** start of PROVIDED DATA **

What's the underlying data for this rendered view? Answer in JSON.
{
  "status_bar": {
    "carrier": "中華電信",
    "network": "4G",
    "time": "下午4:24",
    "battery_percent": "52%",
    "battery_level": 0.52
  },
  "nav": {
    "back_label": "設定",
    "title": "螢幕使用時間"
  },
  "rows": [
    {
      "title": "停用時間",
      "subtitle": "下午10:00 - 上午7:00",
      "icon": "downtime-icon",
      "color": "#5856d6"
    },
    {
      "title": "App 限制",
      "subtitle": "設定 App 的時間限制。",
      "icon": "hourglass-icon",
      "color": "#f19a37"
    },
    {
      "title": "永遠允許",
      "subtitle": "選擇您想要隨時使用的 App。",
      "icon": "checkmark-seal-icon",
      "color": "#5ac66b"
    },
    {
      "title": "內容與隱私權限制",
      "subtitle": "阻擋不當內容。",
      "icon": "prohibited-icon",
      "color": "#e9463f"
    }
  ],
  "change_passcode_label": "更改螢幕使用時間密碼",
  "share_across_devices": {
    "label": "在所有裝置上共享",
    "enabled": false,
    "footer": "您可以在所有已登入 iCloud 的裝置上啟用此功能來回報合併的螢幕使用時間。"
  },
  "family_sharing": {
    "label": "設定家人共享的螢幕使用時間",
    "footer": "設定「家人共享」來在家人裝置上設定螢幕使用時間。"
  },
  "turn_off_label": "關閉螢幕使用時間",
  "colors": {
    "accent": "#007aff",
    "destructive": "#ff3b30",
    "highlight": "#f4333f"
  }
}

** end of PROVIDED DATA **

# [EXERCISE DETAILS]
Every record shown above must be echoed exactly.

# [FINISHED ANSWER]
What's the underlying data for this rendered view? Answer in JSON.
{
  "status_bar": {
    "carrier": "中華電信",
    "network": "4G",
    "time": "下午4:24",
    "battery_percent": "52%",
    "battery_level": 0.52
  },
  "nav": {
    "back_label": "設定",
    "title": "螢幕使用時間"
  },
  "rows": [
    {
      "title": "停用時間",
      "subtitle": "下午10:00 - 上午7:00",
      "icon": "downtime-icon",
      "color": "#5856d6"
    },
    {
      "title": "App 限制",
      "subtitle": "設定 App 的時間限制。",
      "icon": "hourglass-icon",
      "color": "#f19a37"
    },
    {
      "title": "永遠允許",
      "subtitle": "選擇您想要隨時使用的 App。",
      "icon": "checkmark-seal-icon",
      "color": "#5ac66b"
    },
    {
      "title": "內容與隱私權限制",
      "subtitle": "阻擋不當內容。",
      "icon": "prohibited-icon",
      "color": "#e9463f"
    }
  ],
  "change_passcode_label": "更改螢幕使用時間密碼",
  "share_across_devices": {
    "label": "在所有裝置上共享",
    "enabled": false,
    "footer": "您可以在所有已登入 iCloud 的裝置上啟用此功能來回報合併的螢幕使用時間。"
  },
  "family_sharing": {
    "label": "設定家人共享的螢幕使用時間",
    "footer": "設定「家人共享」來在家人裝置上設定螢幕使用時間。"
  },
  "turn_off_label": "關閉螢幕使用時間",
  "colors": {
    "accent": "#007aff",
    "destructive": "#ff3b30",
    "highlight": "#f4333f"
  }
}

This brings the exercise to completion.